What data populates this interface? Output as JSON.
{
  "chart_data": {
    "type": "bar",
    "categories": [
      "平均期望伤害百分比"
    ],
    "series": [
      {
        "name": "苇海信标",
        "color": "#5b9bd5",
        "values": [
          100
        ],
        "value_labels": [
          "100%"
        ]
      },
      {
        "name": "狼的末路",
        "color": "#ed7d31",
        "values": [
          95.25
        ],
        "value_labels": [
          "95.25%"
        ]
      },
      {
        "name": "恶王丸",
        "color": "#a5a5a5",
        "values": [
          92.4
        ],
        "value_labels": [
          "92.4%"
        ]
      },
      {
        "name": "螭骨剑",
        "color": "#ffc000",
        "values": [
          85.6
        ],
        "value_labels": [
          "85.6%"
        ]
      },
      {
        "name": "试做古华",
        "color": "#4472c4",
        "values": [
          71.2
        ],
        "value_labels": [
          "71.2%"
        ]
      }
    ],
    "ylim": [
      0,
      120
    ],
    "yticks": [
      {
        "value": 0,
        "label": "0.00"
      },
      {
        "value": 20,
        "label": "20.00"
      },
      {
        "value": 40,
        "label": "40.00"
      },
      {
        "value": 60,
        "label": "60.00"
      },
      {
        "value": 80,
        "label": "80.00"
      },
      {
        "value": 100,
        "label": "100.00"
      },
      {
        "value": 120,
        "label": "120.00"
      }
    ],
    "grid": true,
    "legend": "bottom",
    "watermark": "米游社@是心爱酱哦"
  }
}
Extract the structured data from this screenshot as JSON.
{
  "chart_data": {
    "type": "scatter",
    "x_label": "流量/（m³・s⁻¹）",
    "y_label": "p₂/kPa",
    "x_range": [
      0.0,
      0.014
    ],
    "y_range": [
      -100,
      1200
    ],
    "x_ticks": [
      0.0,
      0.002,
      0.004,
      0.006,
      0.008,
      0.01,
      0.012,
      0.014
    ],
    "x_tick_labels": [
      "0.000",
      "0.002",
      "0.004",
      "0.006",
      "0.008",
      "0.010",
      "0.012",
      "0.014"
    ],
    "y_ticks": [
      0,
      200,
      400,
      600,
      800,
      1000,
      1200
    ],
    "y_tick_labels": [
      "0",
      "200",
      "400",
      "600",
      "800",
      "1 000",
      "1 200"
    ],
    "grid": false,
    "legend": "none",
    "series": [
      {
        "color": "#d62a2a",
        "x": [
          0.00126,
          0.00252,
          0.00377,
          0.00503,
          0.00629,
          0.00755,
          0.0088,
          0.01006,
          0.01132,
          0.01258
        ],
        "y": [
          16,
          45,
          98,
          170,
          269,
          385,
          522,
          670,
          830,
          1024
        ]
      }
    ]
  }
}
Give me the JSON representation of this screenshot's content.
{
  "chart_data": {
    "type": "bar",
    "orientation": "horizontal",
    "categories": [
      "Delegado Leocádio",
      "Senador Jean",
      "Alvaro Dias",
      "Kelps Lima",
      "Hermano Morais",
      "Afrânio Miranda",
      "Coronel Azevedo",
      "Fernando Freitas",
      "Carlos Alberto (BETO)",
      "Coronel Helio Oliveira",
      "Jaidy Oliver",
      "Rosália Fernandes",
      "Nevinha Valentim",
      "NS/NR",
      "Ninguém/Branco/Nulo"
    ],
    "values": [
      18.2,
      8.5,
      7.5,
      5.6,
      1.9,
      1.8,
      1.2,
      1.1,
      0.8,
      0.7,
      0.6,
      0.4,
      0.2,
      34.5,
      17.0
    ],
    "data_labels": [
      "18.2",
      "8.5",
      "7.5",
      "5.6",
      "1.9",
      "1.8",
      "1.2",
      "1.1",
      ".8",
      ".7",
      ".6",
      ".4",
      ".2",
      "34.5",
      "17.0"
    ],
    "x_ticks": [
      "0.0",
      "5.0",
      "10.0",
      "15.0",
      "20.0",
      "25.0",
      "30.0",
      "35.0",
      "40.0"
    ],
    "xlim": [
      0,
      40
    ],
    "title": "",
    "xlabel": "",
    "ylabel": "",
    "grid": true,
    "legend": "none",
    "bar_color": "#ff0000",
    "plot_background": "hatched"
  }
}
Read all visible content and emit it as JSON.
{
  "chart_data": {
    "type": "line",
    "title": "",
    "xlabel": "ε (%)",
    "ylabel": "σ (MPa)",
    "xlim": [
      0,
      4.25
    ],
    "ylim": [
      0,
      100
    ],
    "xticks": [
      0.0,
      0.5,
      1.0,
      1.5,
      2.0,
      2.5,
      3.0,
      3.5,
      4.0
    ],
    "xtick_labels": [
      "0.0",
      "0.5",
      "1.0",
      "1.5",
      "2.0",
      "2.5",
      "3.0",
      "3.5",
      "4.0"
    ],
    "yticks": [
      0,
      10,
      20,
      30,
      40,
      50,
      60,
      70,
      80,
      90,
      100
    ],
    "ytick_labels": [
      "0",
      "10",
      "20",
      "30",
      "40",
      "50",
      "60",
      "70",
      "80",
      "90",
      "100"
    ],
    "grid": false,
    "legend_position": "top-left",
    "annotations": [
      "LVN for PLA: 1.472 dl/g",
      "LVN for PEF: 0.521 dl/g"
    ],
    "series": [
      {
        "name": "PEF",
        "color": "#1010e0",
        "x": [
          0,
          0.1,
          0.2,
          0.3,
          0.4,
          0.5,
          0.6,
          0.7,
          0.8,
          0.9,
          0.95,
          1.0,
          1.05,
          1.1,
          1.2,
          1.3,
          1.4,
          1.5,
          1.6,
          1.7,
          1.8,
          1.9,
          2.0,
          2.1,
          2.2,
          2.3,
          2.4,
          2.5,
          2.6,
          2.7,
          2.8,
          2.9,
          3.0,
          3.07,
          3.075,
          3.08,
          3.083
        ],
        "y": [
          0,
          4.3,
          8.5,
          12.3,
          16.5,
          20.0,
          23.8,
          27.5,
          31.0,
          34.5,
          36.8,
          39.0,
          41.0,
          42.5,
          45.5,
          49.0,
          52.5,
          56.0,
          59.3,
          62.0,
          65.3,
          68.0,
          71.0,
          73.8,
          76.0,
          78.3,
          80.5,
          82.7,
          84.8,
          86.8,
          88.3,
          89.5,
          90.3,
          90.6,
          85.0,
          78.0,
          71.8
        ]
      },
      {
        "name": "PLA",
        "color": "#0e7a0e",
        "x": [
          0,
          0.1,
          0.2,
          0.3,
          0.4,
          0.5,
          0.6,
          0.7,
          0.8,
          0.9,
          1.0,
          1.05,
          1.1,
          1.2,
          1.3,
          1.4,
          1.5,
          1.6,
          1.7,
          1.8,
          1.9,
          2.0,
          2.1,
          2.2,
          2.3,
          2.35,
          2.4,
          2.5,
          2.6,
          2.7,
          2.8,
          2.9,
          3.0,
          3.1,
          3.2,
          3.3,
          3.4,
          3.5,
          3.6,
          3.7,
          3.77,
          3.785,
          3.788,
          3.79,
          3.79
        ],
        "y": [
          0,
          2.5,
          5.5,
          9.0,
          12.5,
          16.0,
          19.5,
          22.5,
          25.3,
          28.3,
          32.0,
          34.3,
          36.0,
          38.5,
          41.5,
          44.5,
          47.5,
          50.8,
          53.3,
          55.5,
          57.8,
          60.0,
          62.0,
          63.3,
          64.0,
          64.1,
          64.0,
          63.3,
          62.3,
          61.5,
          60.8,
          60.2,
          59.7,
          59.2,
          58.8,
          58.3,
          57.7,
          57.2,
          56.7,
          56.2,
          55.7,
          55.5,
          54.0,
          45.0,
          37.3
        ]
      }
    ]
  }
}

○ ○ ○ ○

### What the exercise asks
Search the data for "type". Copy every matching line.

### Reply to the exercise
    "type": "bar",
    "type": "scatter",
    "type": "bar",
    "type": "line",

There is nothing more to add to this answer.